**PROVIDED DATA**
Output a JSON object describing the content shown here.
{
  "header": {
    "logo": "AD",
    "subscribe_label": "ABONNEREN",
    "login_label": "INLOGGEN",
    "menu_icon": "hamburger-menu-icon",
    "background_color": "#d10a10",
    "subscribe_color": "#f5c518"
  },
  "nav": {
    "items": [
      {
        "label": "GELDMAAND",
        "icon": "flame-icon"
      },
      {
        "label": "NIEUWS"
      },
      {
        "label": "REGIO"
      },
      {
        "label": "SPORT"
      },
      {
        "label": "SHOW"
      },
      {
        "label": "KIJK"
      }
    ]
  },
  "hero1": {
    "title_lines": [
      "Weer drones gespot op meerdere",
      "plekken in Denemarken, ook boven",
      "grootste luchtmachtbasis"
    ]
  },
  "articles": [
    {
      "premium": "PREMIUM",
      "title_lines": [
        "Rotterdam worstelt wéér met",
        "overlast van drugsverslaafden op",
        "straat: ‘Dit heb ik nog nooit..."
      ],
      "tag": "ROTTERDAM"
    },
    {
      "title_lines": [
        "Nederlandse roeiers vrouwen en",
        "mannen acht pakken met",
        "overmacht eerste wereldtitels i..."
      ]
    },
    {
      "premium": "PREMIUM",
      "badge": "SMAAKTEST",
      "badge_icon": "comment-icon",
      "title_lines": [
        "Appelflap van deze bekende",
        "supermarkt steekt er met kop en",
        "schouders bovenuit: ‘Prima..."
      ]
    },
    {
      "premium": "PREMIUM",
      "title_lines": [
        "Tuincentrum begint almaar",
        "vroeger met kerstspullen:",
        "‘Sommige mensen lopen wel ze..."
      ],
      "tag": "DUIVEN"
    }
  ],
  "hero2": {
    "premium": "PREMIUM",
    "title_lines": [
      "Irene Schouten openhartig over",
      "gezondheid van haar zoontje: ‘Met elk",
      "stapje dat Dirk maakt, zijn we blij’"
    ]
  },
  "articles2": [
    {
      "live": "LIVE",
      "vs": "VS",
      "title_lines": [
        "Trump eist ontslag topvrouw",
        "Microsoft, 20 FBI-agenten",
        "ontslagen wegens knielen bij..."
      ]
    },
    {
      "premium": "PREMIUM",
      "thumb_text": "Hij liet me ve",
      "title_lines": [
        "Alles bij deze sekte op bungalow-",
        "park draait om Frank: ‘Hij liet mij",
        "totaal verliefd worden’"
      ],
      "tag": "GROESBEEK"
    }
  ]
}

**AIM**
From the records above, extract every line exactly as it stands.

**RESULT OF THE EXERCISE**
Output a JSON object describing the content shown here.
{
  "header": {
    "logo": "AD",
    "subscribe_label": "ABONNEREN",
    "login_label": "INLOGGEN",
    "menu_icon": "hamburger-menu-icon",
    "background_color": "#d10a10",
    "subscribe_color": "#f5c518"
  },
  "nav": {
    "items": [
      {
        "label": "GELDMAAND",
        "icon": "flame-icon"
      },
      {
        "label": "NIEUWS"
      },
      {
        "label": "REGIO"
      },
      {
        "label": "SPORT"
      },
      {
        "label": "SHOW"
      },
      {
        "label": "KIJK"
      }
    ]
  },
  "hero1": {
    "title_lines": [
      "Weer drones gespot op meerdere",
      "plekken in Denemarken, ook boven",
      "grootste luchtmachtbasis"
    ]
  },
  "articles": [
    {
      "premium": "PREMIUM",
      "title_lines": [
        "Rotterdam worstelt wéér met",
        "overlast van drugsverslaafden op",
        "straat: ‘Dit heb ik nog nooit..."
      ],
      "tag": "ROTTERDAM"
    },
    {
      "title_lines": [
        "Nederlandse roeiers vrouwen en",
        "mannen acht pakken met",
        "overmacht eerste wereldtitels i..."
      ]
    },
    {
      "premium": "PREMIUM",
      "badge": "SMAAKTEST",
      "badge_icon": "comment-icon",
      "title_lines": [
        "Appelflap van deze bekende",
        "supermarkt steekt er met kop en",
        "schouders bovenuit: ‘Prima..."
      ]
    },
    {
      "premium": "PREMIUM",
      "title_lines": [
        "Tuincentrum begint almaar",
        "vroeger met kerstspullen:",
        "‘Sommige mensen lopen wel ze..."
      ],
      "tag": "DUIVEN"
    }
  ],
  "hero2": {
    "premium": "PREMIUM",
    "title_lines": [
      "Irene Schouten openhartig over",
      "gezondheid van haar zoontje: ‘Met elk",
      "stapje dat Dirk maakt, zijn we blij’"
    ]
  },
  "articles2": [
    {
      "live": "LIVE",
      "vs": "VS",
      "title_lines": [
        "Trump eist ontslag topvrouw",
        "Microsoft, 20 FBI-agenten",
        "ontslagen wegens knielen bij..."
      ]
    },
    {
      "premium": "PREMIUM",
      "thumb_text": "Hij liet me ve",
      "title_lines": [
        "Alles bij deze sekte op bungalow-",
        "park draait om Frank: ‘Hij liet mij",
        "totaal verliefd worden’"
      ],
      "tag": "GROESBEEK"
    }
  ]
}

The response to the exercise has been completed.